Extracted data entries:
— Begin —

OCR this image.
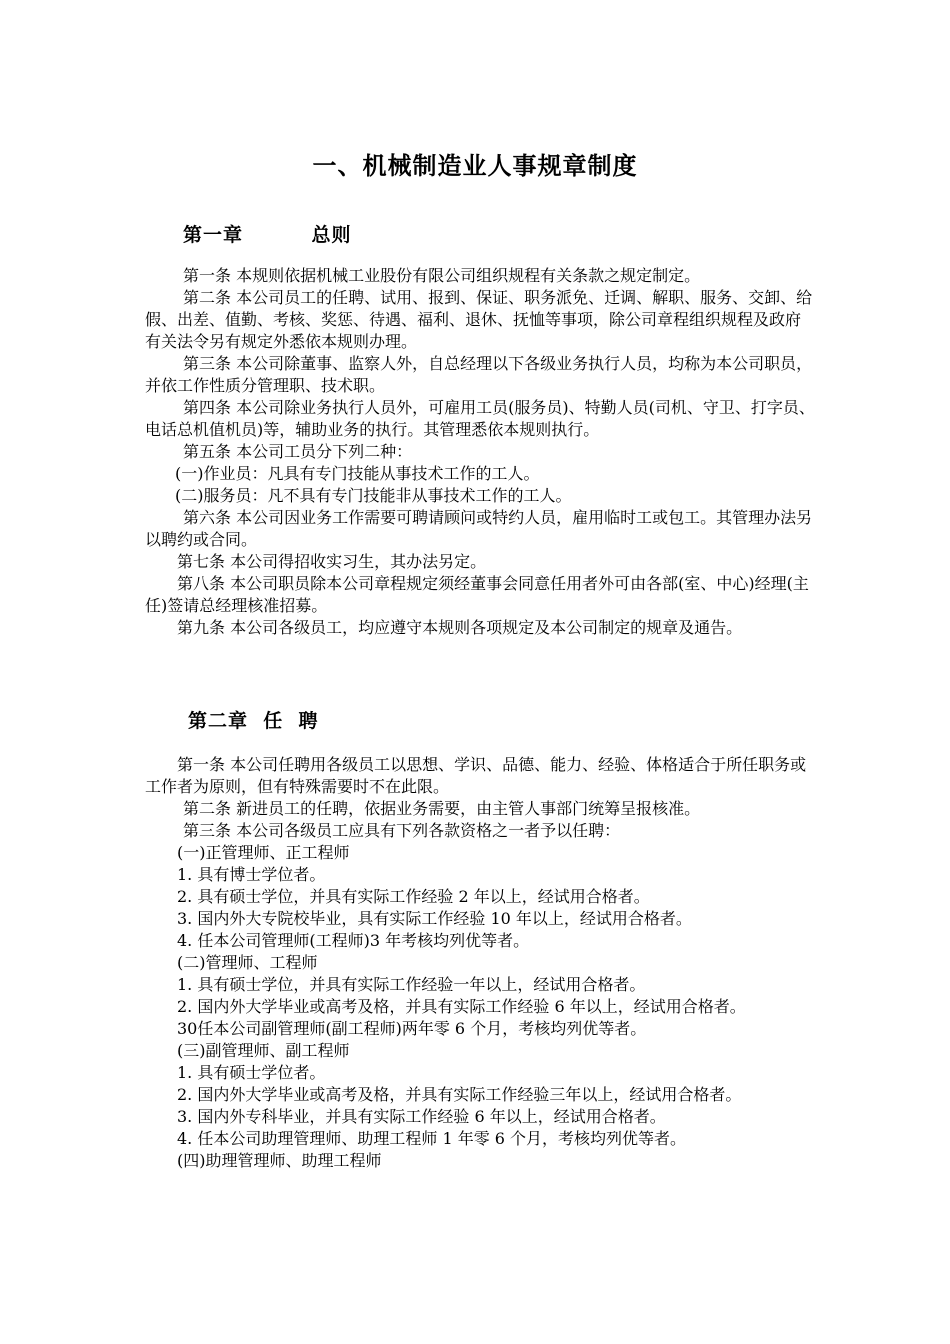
一、机械制造业人事规章制度
第一章         总则

第一条 本规则依据机械工业股份有限公司组织规程有关条款之规定制定。

第二条 本公司员工的任聘、试用、报到、保证、职务派免、迁调、解职、服务、交卸、给假、出差、值勤、考核、奖惩、待遇、福利、退休、抚恤等事项，除公司章程组织规程及政府有关法令另有规定外悉依本规则办理。

第三条 本公司除董事、监察人外，自总经理以下各级业务执行人员，均称为本公司职员，并依工作性质分管理职、技术职。

第四条 本公司除业务执行人员外，可雇用工员(服务员)、特勤人员(司机、守卫、打字员、电话总机值机员)等，辅助业务的执行。其管理悉依本规则执行。

第五条 本公司工员分下列二种：

(一)作业员：凡具有专门技能从事技术工作的工人。

(二)服务员：凡不具有专门技能非从事技术工作的工人。

第六条 本公司因业务工作需要可聘请顾问或特约人员，雇用临时工或包工。其管理办法另以聘约或合同。

第七条 本公司得招收实习生，其办法另定。

第八条 本公司职员除本公司章程规定须经董事会同意任用者外可由各部(室、中心)经理(主任)签请总经理核准招募。

第九条 本公司各级员工，均应遵守本规则各项规定及本公司制定的规章及通告。

第二章  任  聘

第一条 本公司任聘用各级员工以思想、学识、品德、能力、经验、体格适合于所任职务或工作者为原则，但有特殊需要时不在此限。

第二条 新进员工的任聘，依据业务需要，由主管人事部门统筹呈报核准。

第三条 本公司各级员工应具有下列各款资格之一者予以任聘：

(一)正管理师、正工程师

1. 具有博士学位者。

2. 具有硕士学位，并具有实际工作经验 2 年以上，经试用合格者。

3. 国内外大专院校毕业，具有实际工作经验 10 年以上，经试用合格者。

4. 任本公司管理师(工程师)3 年考核均列优等者。

(二)管理师、工程师

1. 具有硕士学位，并具有实际工作经验一年以上，经试用合格者。

2. 国内外大学毕业或高考及格，并具有实际工作经验 6 年以上，经试用合格者。

30任本公司副管理师(副工程师)两年零 6 个月，考核均列优等者。

(三)副管理师、副工程师

1. 具有硕士学位者。

2. 国内外大学毕业或高考及格，并具有实际工作经验三年以上，经试用合格者。

3. 国内外专科毕业，并具有实际工作经验 6 年以上，经试用合格者。

4. 任本公司助理管理师、助理工程师 1 年零 6 个月，考核均列优等者。

(四)助理管理师、助理工程师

— End —

What you return should match the records above word for word, minus the pictures.

OUTPUT OF THE EXERCISE:
OCR this image.
一、机械制造业人事规章制度
第一章         总则

第一条 本规则依据机械工业股份有限公司组织规程有关条款之规定制定。

第二条 本公司员工的任聘、试用、报到、保证、职务派免、迁调、解职、服务、交卸、给假、出差、值勤、考核、奖惩、待遇、福利、退休、抚恤等事项，除公司章程组织规程及政府有关法令另有规定外悉依本规则办理。

第三条 本公司除董事、监察人外，自总经理以下各级业务执行人员，均称为本公司职员，并依工作性质分管理职、技术职。

第四条 本公司除业务执行人员外，可雇用工员(服务员)、特勤人员(司机、守卫、打字员、电话总机值机员)等，辅助业务的执行。其管理悉依本规则执行。

第五条 本公司工员分下列二种：

(一)作业员：凡具有专门技能从事技术工作的工人。

(二)服务员：凡不具有专门技能非从事技术工作的工人。

第六条 本公司因业务工作需要可聘请顾问或特约人员，雇用临时工或包工。其管理办法另以聘约或合同。

第七条 本公司得招收实习生，其办法另定。

第八条 本公司职员除本公司章程规定须经董事会同意任用者外可由各部(室、中心)经理(主任)签请总经理核准招募。

第九条 本公司各级员工，均应遵守本规则各项规定及本公司制定的规章及通告。

第二章  任  聘

第一条 本公司任聘用各级员工以思想、学识、品德、能力、经验、体格适合于所任职务或工作者为原则，但有特殊需要时不在此限。

第二条 新进员工的任聘，依据业务需要，由主管人事部门统筹呈报核准。

第三条 本公司各级员工应具有下列各款资格之一者予以任聘：

(一)正管理师、正工程师

1. 具有博士学位者。

2. 具有硕士学位，并具有实际工作经验 2 年以上，经试用合格者。

3. 国内外大专院校毕业，具有实际工作经验 10 年以上，经试用合格者。

4. 任本公司管理师(工程师)3 年考核均列优等者。

(二)管理师、工程师

1. 具有硕士学位，并具有实际工作经验一年以上，经试用合格者。

2. 国内外大学毕业或高考及格，并具有实际工作经验 6 年以上，经试用合格者。

30任本公司副管理师(副工程师)两年零 6 个月，考核均列优等者。

(三)副管理师、副工程师

1. 具有硕士学位者。

2. 国内外大学毕业或高考及格，并具有实际工作经验三年以上，经试用合格者。

3. 国内外专科毕业，并具有实际工作经验 6 年以上，经试用合格者。

4. 任本公司助理管理师、助理工程师 1 年零 6 个月，考核均列优等者。

(四)助理管理师、助理工程师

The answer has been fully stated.